_AIM OF THE EXERCISE_
Repeat the stretch of data from the start through the line containing "y-tick-label: 60 (67, 15, 76, 24)", renaming "Cluster number" to "Cluster count" and keeping everything else the same.
***** LISTING *****
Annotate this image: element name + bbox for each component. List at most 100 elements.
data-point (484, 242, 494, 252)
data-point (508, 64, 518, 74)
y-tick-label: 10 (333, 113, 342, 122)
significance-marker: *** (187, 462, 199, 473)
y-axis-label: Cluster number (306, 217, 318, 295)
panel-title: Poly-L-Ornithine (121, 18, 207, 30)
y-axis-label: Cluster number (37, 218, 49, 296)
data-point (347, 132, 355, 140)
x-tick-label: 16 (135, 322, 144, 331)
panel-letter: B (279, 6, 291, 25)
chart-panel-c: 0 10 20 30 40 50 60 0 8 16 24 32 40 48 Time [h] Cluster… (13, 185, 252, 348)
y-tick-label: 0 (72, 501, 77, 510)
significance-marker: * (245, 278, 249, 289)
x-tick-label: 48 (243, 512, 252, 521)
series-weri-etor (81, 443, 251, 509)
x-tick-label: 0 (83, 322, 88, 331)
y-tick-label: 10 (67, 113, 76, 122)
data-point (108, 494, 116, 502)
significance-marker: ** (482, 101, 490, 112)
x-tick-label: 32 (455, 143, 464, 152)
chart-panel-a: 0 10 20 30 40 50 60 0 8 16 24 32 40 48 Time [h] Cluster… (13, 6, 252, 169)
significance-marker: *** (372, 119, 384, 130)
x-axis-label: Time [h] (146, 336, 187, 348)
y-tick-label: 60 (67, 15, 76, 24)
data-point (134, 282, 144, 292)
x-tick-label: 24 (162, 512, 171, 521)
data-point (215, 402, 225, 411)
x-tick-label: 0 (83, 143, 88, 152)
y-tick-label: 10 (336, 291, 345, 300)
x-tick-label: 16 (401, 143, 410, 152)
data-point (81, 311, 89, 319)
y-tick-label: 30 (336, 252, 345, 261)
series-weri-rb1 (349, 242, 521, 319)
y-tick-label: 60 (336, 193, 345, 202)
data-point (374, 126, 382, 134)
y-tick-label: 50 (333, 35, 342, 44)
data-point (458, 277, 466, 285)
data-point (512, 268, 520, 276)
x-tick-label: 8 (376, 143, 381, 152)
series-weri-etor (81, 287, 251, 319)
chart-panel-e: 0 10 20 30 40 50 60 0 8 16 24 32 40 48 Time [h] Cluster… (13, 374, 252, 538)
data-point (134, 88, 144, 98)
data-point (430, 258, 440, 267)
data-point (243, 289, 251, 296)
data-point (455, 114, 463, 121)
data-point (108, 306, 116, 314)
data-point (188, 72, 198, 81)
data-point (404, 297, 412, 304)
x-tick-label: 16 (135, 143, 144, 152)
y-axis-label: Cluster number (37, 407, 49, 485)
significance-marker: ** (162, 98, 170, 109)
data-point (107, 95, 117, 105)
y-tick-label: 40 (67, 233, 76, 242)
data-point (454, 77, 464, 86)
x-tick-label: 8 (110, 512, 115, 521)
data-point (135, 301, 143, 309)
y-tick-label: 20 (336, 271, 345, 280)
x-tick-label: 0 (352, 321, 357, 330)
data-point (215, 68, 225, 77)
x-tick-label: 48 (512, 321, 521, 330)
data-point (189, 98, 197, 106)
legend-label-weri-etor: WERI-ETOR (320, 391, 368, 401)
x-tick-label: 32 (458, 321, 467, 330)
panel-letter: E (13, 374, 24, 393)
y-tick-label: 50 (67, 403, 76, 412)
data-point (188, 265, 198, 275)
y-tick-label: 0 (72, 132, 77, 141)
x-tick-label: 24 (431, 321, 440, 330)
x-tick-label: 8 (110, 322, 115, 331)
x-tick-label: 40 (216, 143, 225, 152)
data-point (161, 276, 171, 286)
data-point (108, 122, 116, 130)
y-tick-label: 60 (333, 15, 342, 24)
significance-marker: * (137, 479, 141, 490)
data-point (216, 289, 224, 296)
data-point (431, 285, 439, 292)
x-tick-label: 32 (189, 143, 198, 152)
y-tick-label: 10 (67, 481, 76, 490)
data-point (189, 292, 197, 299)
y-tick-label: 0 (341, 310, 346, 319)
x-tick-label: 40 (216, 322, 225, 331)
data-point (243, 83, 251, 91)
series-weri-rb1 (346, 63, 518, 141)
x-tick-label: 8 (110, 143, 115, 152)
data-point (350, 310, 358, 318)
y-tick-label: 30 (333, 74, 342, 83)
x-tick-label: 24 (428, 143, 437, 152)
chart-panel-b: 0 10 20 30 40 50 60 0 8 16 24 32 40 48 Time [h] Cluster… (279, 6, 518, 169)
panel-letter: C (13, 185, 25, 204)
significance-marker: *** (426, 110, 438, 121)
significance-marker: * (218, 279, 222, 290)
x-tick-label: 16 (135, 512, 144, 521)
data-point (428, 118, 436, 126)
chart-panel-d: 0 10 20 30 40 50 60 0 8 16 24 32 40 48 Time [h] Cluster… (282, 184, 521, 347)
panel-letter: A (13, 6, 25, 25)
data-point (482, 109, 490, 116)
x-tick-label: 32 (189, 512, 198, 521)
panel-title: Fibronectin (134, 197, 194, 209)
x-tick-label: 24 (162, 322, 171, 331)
*****
_ANSWER FOR THE TASK_
Annotate this image: element name + bbox for each component. List at most 100 elements.
data-point (484, 242, 494, 252)
data-point (508, 64, 518, 74)
y-tick-label: 10 (333, 113, 342, 122)
significance-marker: *** (187, 462, 199, 473)
y-axis-label: Cluster count (306, 217, 318, 295)
panel-title: Poly-L-Ornithine (121, 18, 207, 30)
y-axis-label: Cluster count (37, 218, 49, 296)
data-point (347, 132, 355, 140)
x-tick-label: 16 (135, 322, 144, 331)
panel-letter: B (279, 6, 291, 25)
chart-panel-c: 0 10 20 30 40 50 60 0 8 16 24 32 40 48 Time [h] Cluster… (13, 185, 252, 348)
y-tick-label: 0 (72, 501, 77, 510)
significance-marker: * (245, 278, 249, 289)
x-tick-label: 48 (243, 512, 252, 521)
series-weri-etor (81, 443, 251, 509)
x-tick-label: 0 (83, 322, 88, 331)
y-tick-label: 10 (67, 113, 76, 122)
data-point (108, 494, 116, 502)
significance-marker: ** (482, 101, 490, 112)
x-tick-label: 32 (455, 143, 464, 152)
chart-panel-a: 0 10 20 30 40 50 60 0 8 16 24 32 40 48 Time [h] Cluster… (13, 6, 252, 169)
significance-marker: *** (372, 119, 384, 130)
x-axis-label: Time [h] (146, 336, 187, 348)
y-tick-label: 60 (67, 15, 76, 24)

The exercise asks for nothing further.